--- start of SUPPLIED MATERIAL ---

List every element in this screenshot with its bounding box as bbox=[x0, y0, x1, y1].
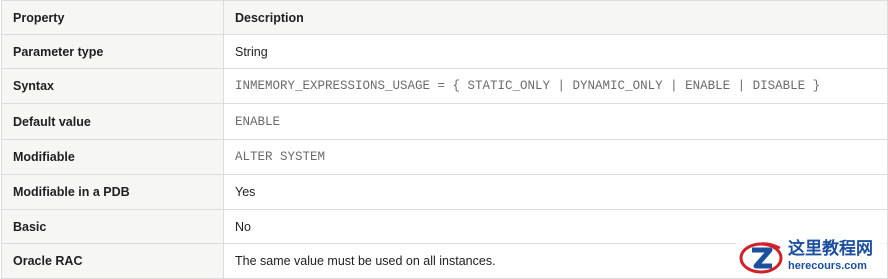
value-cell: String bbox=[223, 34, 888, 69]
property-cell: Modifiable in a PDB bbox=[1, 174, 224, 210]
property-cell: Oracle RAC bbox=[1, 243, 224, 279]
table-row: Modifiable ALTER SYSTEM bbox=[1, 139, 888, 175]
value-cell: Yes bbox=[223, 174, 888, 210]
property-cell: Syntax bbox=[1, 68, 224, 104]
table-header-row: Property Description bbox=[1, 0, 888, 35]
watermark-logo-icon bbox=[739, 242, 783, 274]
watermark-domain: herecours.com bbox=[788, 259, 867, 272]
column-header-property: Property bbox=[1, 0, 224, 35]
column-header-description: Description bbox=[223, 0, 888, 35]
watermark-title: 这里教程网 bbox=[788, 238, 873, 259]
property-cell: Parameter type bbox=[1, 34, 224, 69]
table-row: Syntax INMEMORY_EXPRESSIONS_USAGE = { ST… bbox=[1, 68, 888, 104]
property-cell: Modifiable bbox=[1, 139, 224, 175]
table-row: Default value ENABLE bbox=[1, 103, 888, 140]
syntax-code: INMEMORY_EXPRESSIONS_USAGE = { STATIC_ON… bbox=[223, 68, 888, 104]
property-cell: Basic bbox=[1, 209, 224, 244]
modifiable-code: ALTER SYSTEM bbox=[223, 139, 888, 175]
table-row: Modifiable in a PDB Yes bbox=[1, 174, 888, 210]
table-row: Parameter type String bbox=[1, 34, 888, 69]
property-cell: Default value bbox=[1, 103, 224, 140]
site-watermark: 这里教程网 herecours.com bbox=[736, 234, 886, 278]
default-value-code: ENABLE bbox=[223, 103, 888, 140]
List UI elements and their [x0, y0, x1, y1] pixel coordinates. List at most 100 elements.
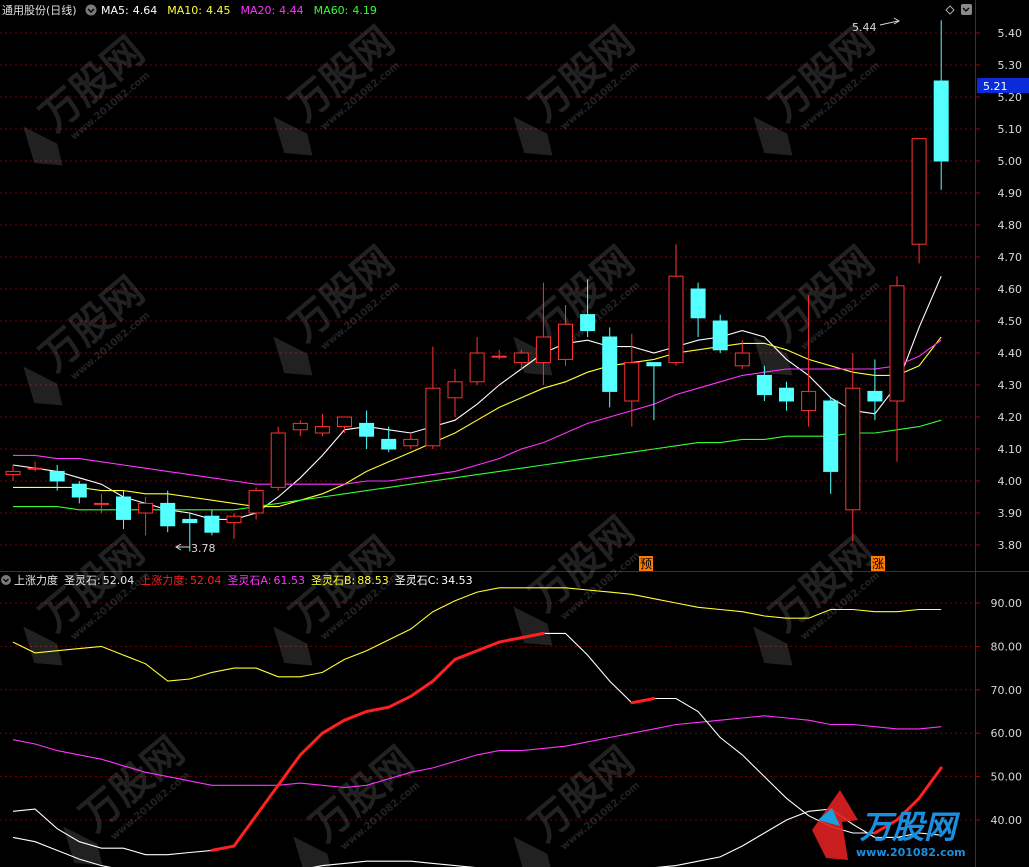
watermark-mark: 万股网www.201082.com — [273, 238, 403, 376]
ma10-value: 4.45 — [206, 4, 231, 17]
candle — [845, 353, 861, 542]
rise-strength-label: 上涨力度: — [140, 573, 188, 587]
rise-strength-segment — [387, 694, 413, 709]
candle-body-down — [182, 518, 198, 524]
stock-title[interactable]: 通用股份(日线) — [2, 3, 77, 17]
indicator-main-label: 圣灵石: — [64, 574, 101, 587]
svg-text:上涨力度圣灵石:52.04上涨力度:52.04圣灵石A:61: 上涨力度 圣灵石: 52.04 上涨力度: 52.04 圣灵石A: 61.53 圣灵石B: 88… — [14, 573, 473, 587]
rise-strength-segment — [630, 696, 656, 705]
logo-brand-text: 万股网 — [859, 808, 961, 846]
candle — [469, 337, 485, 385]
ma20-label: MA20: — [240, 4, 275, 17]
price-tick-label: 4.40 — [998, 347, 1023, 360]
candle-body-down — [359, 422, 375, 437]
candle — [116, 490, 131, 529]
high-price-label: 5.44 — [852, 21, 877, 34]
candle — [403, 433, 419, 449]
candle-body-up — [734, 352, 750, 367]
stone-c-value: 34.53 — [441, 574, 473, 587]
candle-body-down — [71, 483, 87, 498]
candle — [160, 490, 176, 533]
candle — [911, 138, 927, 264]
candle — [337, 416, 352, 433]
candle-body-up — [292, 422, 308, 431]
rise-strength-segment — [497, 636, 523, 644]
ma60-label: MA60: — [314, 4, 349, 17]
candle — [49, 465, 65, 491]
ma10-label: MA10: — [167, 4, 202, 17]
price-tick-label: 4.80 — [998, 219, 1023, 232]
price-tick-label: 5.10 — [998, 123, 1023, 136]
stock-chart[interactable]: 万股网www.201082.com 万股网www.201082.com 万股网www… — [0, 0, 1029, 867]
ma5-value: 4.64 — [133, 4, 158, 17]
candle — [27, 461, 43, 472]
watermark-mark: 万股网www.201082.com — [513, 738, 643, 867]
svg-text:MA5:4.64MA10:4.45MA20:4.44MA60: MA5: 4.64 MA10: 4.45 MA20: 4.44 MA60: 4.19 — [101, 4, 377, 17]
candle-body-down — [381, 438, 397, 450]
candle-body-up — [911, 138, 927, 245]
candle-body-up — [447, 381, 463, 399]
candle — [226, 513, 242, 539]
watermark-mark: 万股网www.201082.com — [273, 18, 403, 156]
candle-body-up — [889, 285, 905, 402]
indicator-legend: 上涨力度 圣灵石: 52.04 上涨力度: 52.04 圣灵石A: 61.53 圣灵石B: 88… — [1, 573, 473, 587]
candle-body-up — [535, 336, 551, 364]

--- end of SUPPLIED MATERIAL ---

THE TASK
Copy out every line of the records above that contains the string "watermark".

FINISHED ANSWER
watermark-logo-icon bbox=[739, 242, 783, 274]
watermark-domain: herecours.com bbox=[788, 259, 867, 272]
watermark-title: 这里教程网 bbox=[788, 238, 873, 259]
site-watermark: 这里教程网 herecours.com bbox=[736, 234, 886, 278]
watermark-mark: 万股网www.201082.com — [273, 238, 403, 376]
watermark-mark: 万股网www.201082.com — [513, 738, 643, 867]
watermark-mark: 万股网www.201082.com — [273, 18, 403, 156]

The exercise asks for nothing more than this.